*Collection entries*
* * * * * * *

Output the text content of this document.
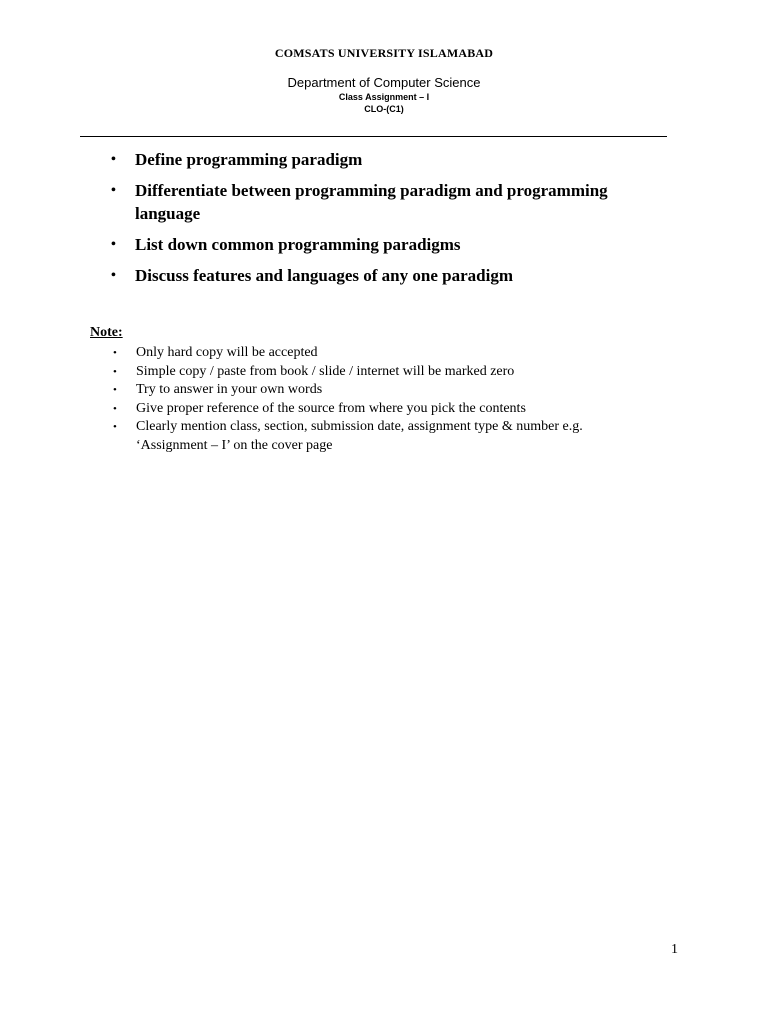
COMSATS UNIVERSITY ISLAMABAD
Department of Computer Science
Class Assignment – I
CLO-(C1)
• Define programming paradigm
• Differentiate between programming paradigm and programming language
• List down common programming paradigms
• Discuss features and languages of any one paradigm
Note:
• Only hard copy will be accepted
• Simple copy / paste from book / slide / internet will be marked zero
• Try to answer in your own words
• Give proper reference of the source from where you pick the contents
• Clearly mention class, section, submission date, assignment type & number e.g. ‘Assignment – I’ on the cover page
1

* * * * * * *

*INSTRUCTION*
Return the full material word for word. Do not include the pictures.

*RESULT*
Output the text content of this document.
COMSATS UNIVERSITY ISLAMABAD
Department of Computer Science
Class Assignment – I
CLO-(C1)
• Define programming paradigm
• Differentiate between programming paradigm and programming language
• List down common programming paradigms
• Discuss features and languages of any one paradigm
Note:
• Only hard copy will be accepted
• Simple copy / paste from book / slide / internet will be marked zero
• Try to answer in your own words
• Give proper reference of the source from where you pick the contents
• Clearly mention class, section, submission date, assignment type & number e.g. ‘Assignment – I’ on the cover page
1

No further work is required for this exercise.